■ To be done ■
Go through the entries below and copy each line containing the word "name".

** start Dataset excerpts **

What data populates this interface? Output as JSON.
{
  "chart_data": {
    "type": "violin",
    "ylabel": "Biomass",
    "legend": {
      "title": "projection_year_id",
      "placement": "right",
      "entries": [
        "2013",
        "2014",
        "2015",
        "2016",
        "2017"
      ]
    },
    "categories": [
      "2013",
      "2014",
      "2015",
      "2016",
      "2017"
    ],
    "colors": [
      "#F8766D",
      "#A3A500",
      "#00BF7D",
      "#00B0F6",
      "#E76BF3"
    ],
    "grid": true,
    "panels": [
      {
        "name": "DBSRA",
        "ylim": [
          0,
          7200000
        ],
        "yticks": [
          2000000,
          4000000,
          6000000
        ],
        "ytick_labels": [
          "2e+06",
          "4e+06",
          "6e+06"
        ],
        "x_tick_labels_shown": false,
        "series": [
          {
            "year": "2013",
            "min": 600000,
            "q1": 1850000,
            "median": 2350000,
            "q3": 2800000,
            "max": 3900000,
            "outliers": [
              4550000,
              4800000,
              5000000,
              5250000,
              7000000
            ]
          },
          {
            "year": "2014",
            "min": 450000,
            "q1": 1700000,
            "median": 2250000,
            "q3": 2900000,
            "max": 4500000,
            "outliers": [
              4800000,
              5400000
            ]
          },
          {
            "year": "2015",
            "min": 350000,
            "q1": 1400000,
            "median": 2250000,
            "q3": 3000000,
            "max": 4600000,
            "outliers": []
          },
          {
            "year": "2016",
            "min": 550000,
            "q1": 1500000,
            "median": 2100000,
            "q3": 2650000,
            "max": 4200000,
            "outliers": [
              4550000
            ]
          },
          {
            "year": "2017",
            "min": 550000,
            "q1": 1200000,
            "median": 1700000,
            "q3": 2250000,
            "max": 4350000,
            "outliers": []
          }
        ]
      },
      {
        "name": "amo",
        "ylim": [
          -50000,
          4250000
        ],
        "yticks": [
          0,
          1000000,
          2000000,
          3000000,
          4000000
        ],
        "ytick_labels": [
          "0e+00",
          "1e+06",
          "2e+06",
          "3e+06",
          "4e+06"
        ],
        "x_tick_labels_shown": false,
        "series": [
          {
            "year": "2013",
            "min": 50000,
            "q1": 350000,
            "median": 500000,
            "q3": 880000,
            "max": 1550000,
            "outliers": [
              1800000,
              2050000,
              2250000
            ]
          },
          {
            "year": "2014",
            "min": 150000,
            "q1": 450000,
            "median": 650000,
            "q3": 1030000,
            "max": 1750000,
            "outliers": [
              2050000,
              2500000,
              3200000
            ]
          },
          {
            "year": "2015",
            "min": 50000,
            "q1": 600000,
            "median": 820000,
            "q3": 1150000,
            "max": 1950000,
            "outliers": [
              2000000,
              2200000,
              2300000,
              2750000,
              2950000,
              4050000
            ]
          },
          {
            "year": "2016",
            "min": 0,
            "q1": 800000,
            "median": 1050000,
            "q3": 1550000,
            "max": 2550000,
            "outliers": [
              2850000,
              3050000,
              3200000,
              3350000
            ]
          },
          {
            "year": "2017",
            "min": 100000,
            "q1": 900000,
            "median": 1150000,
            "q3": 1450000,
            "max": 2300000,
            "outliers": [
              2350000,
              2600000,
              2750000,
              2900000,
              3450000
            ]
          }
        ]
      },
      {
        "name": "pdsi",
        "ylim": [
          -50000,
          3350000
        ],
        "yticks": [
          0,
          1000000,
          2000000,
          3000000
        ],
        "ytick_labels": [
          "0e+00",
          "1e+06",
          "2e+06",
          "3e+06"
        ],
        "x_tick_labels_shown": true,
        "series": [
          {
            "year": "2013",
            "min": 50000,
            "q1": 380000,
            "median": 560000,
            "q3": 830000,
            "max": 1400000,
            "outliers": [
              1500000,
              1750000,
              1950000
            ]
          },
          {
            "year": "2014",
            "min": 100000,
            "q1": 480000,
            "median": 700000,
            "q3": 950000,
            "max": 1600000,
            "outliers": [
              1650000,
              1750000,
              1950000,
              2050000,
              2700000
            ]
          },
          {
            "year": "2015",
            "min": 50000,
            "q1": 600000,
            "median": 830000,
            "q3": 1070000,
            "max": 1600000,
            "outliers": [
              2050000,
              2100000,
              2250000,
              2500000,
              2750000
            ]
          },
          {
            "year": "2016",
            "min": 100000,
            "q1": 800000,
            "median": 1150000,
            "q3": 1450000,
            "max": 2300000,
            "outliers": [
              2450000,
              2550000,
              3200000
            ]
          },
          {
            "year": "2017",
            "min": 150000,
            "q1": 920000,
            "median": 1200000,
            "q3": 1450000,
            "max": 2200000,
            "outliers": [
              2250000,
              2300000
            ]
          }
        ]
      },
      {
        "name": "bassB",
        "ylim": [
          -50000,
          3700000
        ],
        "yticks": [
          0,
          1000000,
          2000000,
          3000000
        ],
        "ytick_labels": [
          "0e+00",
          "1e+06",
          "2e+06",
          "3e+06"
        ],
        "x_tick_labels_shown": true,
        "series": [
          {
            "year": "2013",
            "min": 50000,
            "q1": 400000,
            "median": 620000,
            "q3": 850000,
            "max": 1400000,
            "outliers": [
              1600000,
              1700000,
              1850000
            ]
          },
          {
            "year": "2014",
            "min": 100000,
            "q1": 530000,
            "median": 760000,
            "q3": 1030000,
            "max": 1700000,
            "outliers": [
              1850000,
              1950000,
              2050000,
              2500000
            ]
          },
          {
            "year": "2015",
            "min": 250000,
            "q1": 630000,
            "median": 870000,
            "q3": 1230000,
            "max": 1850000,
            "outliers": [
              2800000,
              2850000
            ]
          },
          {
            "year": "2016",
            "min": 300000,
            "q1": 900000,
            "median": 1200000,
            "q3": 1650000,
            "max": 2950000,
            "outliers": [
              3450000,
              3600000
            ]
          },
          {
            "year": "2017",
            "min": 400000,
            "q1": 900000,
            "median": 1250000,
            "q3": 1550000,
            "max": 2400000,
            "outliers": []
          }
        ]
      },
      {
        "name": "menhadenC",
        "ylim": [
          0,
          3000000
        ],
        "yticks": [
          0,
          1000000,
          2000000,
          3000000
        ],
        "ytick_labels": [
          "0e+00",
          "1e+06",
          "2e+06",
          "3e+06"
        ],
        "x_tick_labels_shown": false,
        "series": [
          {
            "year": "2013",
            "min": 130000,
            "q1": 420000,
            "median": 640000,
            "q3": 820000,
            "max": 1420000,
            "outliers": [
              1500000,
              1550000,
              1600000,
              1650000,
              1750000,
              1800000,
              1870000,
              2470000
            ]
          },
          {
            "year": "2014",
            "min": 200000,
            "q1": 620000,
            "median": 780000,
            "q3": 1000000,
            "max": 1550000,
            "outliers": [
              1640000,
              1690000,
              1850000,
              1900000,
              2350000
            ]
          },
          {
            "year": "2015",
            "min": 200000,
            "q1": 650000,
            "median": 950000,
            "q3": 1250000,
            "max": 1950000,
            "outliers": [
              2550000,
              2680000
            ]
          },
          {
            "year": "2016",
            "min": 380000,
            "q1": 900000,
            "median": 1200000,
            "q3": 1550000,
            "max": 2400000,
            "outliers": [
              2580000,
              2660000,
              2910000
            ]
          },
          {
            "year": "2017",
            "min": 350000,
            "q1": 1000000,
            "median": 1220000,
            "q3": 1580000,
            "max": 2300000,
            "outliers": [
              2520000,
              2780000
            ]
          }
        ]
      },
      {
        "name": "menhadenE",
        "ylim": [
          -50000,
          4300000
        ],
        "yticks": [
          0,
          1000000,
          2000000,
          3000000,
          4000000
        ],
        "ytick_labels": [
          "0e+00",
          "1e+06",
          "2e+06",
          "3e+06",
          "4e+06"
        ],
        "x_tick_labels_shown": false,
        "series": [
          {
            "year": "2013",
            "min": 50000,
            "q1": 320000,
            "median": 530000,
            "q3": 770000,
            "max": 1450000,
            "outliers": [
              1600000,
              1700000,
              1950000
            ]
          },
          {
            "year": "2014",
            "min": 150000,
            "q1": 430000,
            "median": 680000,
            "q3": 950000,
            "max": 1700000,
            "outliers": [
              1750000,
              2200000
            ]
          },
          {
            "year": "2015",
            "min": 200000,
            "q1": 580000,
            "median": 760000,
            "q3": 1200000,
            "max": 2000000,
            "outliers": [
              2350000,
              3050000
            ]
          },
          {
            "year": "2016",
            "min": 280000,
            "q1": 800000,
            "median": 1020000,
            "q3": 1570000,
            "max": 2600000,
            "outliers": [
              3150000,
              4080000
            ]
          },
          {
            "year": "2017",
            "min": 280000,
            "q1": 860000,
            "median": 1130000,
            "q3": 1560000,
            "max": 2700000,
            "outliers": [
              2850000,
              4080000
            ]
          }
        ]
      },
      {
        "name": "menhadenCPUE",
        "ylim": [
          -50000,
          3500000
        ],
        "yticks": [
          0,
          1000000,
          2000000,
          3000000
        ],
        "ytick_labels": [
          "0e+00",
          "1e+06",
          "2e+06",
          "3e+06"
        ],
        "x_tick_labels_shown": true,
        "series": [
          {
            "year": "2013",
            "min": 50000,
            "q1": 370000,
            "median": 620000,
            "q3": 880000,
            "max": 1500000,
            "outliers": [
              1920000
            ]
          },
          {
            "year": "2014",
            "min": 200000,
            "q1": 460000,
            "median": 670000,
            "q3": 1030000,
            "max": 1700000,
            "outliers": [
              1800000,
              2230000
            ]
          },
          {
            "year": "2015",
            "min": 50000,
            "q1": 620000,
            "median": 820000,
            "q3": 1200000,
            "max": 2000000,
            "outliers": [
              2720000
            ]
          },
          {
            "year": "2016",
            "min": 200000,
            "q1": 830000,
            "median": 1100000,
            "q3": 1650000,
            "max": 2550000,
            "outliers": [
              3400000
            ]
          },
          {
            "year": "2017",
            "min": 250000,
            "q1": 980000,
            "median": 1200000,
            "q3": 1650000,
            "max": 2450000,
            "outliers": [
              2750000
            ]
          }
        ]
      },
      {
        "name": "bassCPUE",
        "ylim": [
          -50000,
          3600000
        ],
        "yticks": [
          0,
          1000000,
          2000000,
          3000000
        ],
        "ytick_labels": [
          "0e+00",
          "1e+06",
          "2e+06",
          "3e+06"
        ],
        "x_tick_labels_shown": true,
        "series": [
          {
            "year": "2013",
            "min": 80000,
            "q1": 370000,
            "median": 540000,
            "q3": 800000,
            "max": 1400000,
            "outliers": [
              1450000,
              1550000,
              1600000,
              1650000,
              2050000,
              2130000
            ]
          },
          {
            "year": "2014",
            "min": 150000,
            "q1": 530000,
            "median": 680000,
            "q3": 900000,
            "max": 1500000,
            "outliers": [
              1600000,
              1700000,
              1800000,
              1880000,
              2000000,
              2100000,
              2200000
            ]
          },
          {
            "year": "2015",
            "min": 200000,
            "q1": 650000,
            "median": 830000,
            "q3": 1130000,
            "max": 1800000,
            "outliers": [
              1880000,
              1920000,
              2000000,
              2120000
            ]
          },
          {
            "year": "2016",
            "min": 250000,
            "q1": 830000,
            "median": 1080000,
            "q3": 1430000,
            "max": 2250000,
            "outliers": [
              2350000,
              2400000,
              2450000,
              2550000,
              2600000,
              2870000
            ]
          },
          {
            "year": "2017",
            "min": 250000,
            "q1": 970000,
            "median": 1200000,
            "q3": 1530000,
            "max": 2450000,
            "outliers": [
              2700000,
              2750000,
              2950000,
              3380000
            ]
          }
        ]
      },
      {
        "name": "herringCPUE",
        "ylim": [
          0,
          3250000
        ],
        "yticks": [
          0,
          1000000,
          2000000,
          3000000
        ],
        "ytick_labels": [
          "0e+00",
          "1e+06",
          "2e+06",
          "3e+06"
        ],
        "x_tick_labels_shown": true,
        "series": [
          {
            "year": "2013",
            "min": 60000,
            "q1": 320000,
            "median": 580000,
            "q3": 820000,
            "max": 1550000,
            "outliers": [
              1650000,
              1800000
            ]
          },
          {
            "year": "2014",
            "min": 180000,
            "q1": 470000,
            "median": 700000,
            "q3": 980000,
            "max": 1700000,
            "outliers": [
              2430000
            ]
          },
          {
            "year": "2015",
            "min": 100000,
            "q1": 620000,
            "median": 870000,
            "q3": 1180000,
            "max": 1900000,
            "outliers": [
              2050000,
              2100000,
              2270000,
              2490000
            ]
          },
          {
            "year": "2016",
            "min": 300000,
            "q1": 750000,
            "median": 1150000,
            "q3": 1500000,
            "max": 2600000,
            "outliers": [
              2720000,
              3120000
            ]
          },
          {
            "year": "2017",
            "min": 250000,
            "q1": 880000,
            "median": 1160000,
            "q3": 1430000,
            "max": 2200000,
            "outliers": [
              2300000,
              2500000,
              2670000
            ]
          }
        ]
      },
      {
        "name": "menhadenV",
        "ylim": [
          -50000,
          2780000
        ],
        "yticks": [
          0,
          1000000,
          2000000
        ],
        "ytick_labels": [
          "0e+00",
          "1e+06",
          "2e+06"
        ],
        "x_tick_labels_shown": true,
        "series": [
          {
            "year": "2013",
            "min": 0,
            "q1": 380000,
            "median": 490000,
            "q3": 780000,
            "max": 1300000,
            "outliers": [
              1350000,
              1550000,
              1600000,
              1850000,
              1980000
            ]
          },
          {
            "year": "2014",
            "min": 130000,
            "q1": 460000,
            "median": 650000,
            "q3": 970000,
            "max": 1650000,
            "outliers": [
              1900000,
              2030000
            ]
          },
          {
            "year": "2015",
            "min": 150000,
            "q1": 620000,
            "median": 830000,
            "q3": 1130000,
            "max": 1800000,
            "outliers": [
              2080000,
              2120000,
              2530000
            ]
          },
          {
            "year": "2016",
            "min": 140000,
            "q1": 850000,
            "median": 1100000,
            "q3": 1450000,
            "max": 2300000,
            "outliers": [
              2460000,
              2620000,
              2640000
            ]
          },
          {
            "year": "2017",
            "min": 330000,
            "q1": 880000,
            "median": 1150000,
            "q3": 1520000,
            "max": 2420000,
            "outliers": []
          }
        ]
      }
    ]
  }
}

** end Dataset excerpts **

■ Response to the exercise ■
        "name": "DBSRA",
        "name": "amo",
        "name": "pdsi",
        "name": "bassB",
        "name": "menhadenC",
        "name": "menhadenE",
        "name": "menhadenCPUE",
        "name": "bassCPUE",
        "name": "herringCPUE",
        "name": "menhadenV",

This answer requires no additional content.